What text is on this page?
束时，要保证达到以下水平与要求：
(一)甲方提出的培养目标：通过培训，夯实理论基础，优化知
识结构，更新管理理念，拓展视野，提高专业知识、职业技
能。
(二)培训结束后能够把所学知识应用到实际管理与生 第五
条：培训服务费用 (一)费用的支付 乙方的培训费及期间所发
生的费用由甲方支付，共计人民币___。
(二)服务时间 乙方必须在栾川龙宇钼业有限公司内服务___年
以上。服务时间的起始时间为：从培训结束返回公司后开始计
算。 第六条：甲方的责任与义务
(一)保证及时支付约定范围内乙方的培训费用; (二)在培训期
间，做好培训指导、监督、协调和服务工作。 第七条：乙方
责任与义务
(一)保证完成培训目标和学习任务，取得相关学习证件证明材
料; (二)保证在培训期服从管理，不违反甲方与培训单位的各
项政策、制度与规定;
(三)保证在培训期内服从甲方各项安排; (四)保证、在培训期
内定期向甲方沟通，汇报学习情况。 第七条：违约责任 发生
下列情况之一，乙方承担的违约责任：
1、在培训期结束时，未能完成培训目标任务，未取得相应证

## Work to complete
Set down the material above again, word for word.

## Result
What text is on this page?
束时，要保证达到以下水平与要求：
(一)甲方提出的培养目标：通过培训，夯实理论基础，优化知
识结构，更新管理理念，拓展视野，提高专业知识、职业技
能。
(二)培训结束后能够把所学知识应用到实际管理与生 第五
条：培训服务费用 (一)费用的支付 乙方的培训费及期间所发
生的费用由甲方支付，共计人民币___。
(二)服务时间 乙方必须在栾川龙宇钼业有限公司内服务___年
以上。服务时间的起始时间为：从培训结束返回公司后开始计
算。 第六条：甲方的责任与义务
(一)保证及时支付约定范围内乙方的培训费用; (二)在培训期
间，做好培训指导、监督、协调和服务工作。 第七条：乙方
责任与义务
(一)保证完成培训目标和学习任务，取得相关学习证件证明材
料; (二)保证在培训期服从管理，不违反甲方与培训单位的各
项政策、制度与规定;
(三)保证在培训期内服从甲方各项安排; (四)保证、在培训期
内定期向甲方沟通，汇报学习情况。 第七条：违约责任 发生
下列情况之一，乙方承担的违约责任：
1、在培训期结束时，未能完成培训目标任务，未取得相应证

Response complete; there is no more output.